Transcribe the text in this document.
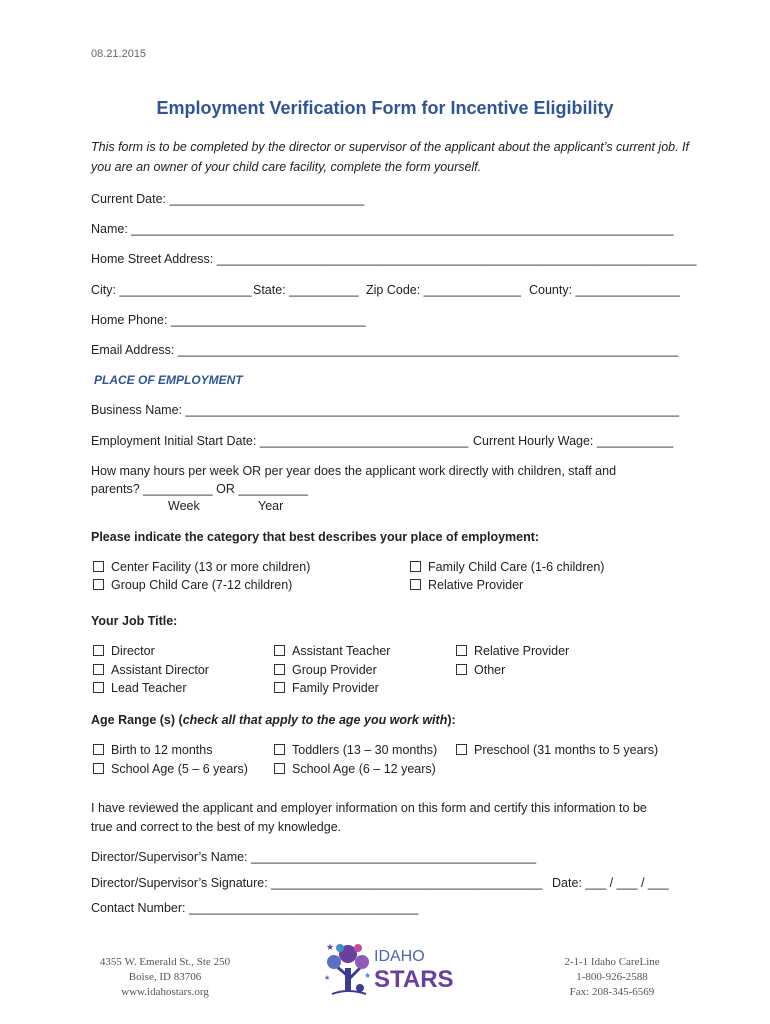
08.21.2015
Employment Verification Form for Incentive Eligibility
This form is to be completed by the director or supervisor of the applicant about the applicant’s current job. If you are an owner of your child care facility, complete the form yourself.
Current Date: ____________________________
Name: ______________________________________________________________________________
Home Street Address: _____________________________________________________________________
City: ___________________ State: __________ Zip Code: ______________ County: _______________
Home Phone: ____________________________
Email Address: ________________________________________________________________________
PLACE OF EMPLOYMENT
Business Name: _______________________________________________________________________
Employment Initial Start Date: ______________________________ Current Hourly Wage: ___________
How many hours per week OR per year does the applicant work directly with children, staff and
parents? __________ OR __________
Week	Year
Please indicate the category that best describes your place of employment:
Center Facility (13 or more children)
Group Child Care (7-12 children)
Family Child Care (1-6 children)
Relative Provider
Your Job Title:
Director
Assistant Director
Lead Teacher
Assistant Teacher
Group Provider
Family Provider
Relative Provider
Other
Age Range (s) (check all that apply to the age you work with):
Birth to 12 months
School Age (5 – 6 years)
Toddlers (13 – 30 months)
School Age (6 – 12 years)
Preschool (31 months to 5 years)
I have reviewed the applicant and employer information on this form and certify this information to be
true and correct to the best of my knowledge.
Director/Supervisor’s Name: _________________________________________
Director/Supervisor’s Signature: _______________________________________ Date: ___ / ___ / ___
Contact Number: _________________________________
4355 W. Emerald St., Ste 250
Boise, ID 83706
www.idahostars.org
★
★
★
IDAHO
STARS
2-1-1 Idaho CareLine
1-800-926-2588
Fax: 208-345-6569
---------------
[Problem statement]:
Output the entries above exactly, without their pictures.

[Problem solution]:
Transcribe the text in this document.
08.21.2015
Employment Verification Form for Incentive Eligibility
This form is to be completed by the director or supervisor of the applicant about the applicant’s current job. If you are an owner of your child care facility, complete the form yourself.
Current Date: ____________________________
Name: ______________________________________________________________________________
Home Street Address: _____________________________________________________________________
City: ___________________ State: __________ Zip Code: ______________ County: _______________
Home Phone: ____________________________
Email Address: ________________________________________________________________________
PLACE OF EMPLOYMENT
Business Name: _______________________________________________________________________
Employment Initial Start Date: ______________________________ Current Hourly Wage: ___________
How many hours per week OR per year does the applicant work directly with children, staff and
parents? __________ OR __________
Week	Year
Please indicate the category that best describes your place of employment:
Center Facility (13 or more children)
Group Child Care (7-12 children)
Family Child Care (1-6 children)
Relative Provider
Your Job Title:
Director
Assistant Director
Lead Teacher
Assistant Teacher
Group Provider
Family Provider
Relative Provider
Other
Age Range (s) (check all that apply to the age you work with):
Birth to 12 months
School Age (5 – 6 years)
Toddlers (13 – 30 months)
School Age (6 – 12 years)
Preschool (31 months to 5 years)
I have reviewed the applicant and employer information on this form and certify this information to be
true and correct to the best of my knowledge.
Director/Supervisor’s Name: _________________________________________
Director/Supervisor’s Signature: _______________________________________ Date: ___ / ___ / ___
Contact Number: _________________________________
4355 W. Emerald St., Ste 250
Boise, ID 83706
www.idahostars.org
★
★
★
IDAHO
STARS
2-1-1 Idaho CareLine
1-800-926-2588
Fax: 208-345-6569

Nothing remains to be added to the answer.